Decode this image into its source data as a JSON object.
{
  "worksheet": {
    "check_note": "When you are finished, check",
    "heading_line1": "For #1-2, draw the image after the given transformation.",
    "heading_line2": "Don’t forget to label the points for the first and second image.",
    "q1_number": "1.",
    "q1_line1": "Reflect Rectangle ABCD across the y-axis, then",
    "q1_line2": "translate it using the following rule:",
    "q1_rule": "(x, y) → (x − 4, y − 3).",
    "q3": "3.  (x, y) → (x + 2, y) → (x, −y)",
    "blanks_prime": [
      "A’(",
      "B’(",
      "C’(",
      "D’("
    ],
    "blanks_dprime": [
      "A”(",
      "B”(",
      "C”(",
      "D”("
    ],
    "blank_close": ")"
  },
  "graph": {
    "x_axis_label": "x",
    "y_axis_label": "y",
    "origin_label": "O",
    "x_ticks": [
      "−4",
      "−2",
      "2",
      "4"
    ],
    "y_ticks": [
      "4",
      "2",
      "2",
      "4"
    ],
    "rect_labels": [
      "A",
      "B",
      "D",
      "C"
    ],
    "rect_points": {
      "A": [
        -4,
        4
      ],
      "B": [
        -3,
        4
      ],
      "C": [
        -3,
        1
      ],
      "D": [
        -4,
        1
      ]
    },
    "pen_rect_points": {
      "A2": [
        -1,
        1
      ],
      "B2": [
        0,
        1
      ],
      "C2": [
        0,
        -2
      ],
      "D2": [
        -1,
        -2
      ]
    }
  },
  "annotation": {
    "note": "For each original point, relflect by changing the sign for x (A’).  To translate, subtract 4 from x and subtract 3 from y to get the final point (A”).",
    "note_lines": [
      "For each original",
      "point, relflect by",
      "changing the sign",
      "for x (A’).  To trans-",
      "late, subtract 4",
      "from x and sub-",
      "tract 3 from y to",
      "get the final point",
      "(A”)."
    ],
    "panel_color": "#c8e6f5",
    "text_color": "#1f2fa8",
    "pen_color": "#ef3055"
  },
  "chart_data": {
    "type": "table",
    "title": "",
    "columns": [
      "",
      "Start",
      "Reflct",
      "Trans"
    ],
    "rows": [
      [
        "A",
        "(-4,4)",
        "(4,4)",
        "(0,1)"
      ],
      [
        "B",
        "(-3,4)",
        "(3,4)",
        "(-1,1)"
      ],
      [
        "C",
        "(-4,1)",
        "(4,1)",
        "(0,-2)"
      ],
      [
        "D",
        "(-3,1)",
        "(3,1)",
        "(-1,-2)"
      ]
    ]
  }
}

※

# What to work on
Would you copy out each line exactly as written?

# Final answer
Decode this image into its source data as a JSON object.
{
  "worksheet": {
    "check_note": "When you are finished, check",
    "heading_line1": "For #1-2, draw the image after the given transformation.",
    "heading_line2": "Don’t forget to label the points for the first and second image.",
    "q1_number": "1.",
    "q1_line1": "Reflect Rectangle ABCD across the y-axis, then",
    "q1_line2": "translate it using the following rule:",
    "q1_rule": "(x, y) → (x − 4, y − 3).",
    "q3": "3.  (x, y) → (x + 2, y) → (x, −y)",
    "blanks_prime": [
      "A’(",
      "B’(",
      "C’(",
      "D’("
    ],
    "blanks_dprime": [
      "A”(",
      "B”(",
      "C”(",
      "D”("
    ],
    "blank_close": ")"
  },
  "graph": {
    "x_axis_label": "x",
    "y_axis_label": "y",
    "origin_label": "O",
    "x_ticks": [
      "−4",
      "−2",
      "2",
      "4"
    ],
    "y_ticks": [
      "4",
      "2",
      "2",
      "4"
    ],
    "rect_labels": [
      "A",
      "B",
      "D",
      "C"
    ],
    "rect_points": {
      "A": [
        -4,
        4
      ],
      "B": [
        -3,
        4
      ],
      "C": [
        -3,
        1
      ],
      "D": [
        -4,
        1
      ]
    },
    "pen_rect_points": {
      "A2": [
        -1,
        1
      ],
      "B2": [
        0,
        1
      ],
      "C2": [
        0,
        -2
      ],
      "D2": [
        -1,
        -2
      ]
    }
  },
  "annotation": {
    "note": "For each original point, relflect by changing the sign for x (A’).  To translate, subtract 4 from x and subtract 3 from y to get the final point (A”).",
    "note_lines": [
      "For each original",
      "point, relflect by",
      "changing the sign",
      "for x (A’).  To trans-",
      "late, subtract 4",
      "from x and sub-",
      "tract 3 from y to",
      "get the final point",
      "(A”)."
    ],
    "panel_color": "#c8e6f5",
    "text_color": "#1f2fa8",
    "pen_color": "#ef3055"
  },
  "chart_data": {
    "type": "table",
    "title": "",
    "columns": [
      "",
      "Start",
      "Reflct",
      "Trans"
    ],
    "rows": [
      [
        "A",
        "(-4,4)",
        "(4,4)",
        "(0,1)"
      ],
      [
        "B",
        "(-3,4)",
        "(3,4)",
        "(-1,1)"
      ],
      [
        "C",
        "(-4,1)",
        "(4,1)",
        "(0,-2)"
      ],
      [
        "D",
        "(-3,1)",
        "(3,1)",
        "(-1,-2)"
      ]
    ]
  }
}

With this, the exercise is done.